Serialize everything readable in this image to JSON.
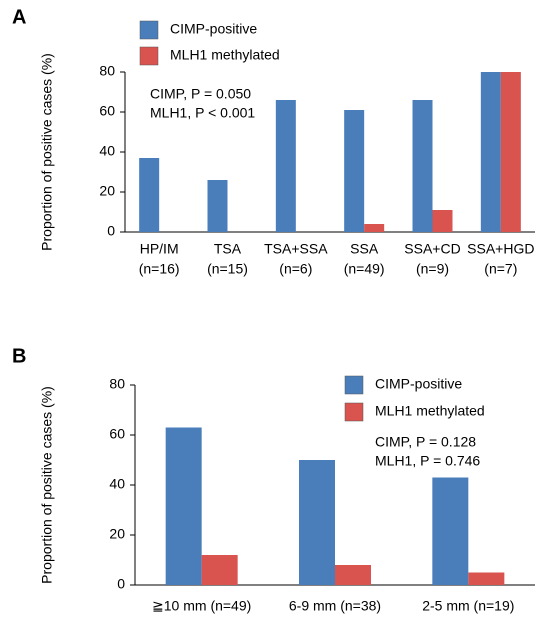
{
  "chart_data": [
    {
      "type": "bar",
      "panel_label": "A",
      "y_label": "Proportion of positive cases (%)",
      "categories": [
        [
          "HP/IM",
          "(n=16)"
        ],
        [
          "TSA",
          "(n=15)"
        ],
        [
          "TSA+SSA",
          "(n=6)"
        ],
        [
          "SSA",
          "(n=49)"
        ],
        [
          "SSA+CD",
          "(n=9)"
        ],
        [
          "SSA+HGD",
          "(n=7)"
        ]
      ],
      "series": [
        {
          "name": "CIMP-positive",
          "color": "#4a7ebb",
          "values": [
            37,
            26,
            66,
            61,
            66,
            80
          ]
        },
        {
          "name": "MLH1 methylated",
          "color": "#d9534f",
          "values": [
            0,
            0,
            0,
            4,
            11,
            80
          ]
        }
      ],
      "annotations": [
        "CIMP, P = 0.050",
        "MLH1, P < 0.001"
      ],
      "ylim": [
        0,
        80
      ],
      "yticks": [
        0,
        20,
        40,
        60,
        80
      ]
    },
    {
      "type": "bar",
      "panel_label": "B",
      "y_label": "Proportion of positive cases (%)",
      "categories": [
        [
          "≧10 mm (n=49)"
        ],
        [
          "6-9 mm (n=38)"
        ],
        [
          "2-5 mm (n=19)"
        ]
      ],
      "series": [
        {
          "name": "CIMP-positive",
          "color": "#4a7ebb",
          "values": [
            63,
            50,
            43
          ]
        },
        {
          "name": "MLH1 methylated",
          "color": "#d9534f",
          "values": [
            12,
            8,
            5
          ]
        }
      ],
      "annotations": [
        "CIMP, P = 0.128",
        "MLH1, P = 0.746"
      ],
      "ylim": [
        0,
        80
      ],
      "yticks": [
        0,
        20,
        40,
        60,
        80
      ]
    }
  ]
}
------
_Exercise requirements_: Each record must be quoted in full and exactly. Do not include the pictures.

_Output for this task_:
Serialize everything readable in this image to JSON.
{
  "chart_data": [
    {
      "type": "bar",
      "panel_label": "A",
      "y_label": "Proportion of positive cases (%)",
      "categories": [
        [
          "HP/IM",
          "(n=16)"
        ],
        [
          "TSA",
          "(n=15)"
        ],
        [
          "TSA+SSA",
          "(n=6)"
        ],
        [
          "SSA",
          "(n=49)"
        ],
        [
          "SSA+CD",
          "(n=9)"
        ],
        [
          "SSA+HGD",
          "(n=7)"
        ]
      ],
      "series": [
        {
          "name": "CIMP-positive",
          "color": "#4a7ebb",
          "values": [
            37,
            26,
            66,
            61,
            66,
            80
          ]
        },
        {
          "name": "MLH1 methylated",
          "color": "#d9534f",
          "values": [
            0,
            0,
            0,
            4,
            11,
            80
          ]
        }
      ],
      "annotations": [
        "CIMP, P = 0.050",
        "MLH1, P < 0.001"
      ],
      "ylim": [
        0,
        80
      ],
      "yticks": [
        0,
        20,
        40,
        60,
        80
      ]
    },
    {
      "type": "bar",
      "panel_label": "B",
      "y_label": "Proportion of positive cases (%)",
      "categories": [
        [
          "≧10 mm (n=49)"
        ],
        [
          "6-9 mm (n=38)"
        ],
        [
          "2-5 mm (n=19)"
        ]
      ],
      "series": [
        {
          "name": "CIMP-positive",
          "color": "#4a7ebb",
          "values": [
            63,
            50,
            43
          ]
        },
        {
          "name": "MLH1 methylated",
          "color": "#d9534f",
          "values": [
            12,
            8,
            5
          ]
        }
      ],
      "annotations": [
        "CIMP, P = 0.128",
        "MLH1, P = 0.746"
      ],
      "ylim": [
        0,
        80
      ],
      "yticks": [
        0,
        20,
        40,
        60,
        80
      ]
    }
  ]
}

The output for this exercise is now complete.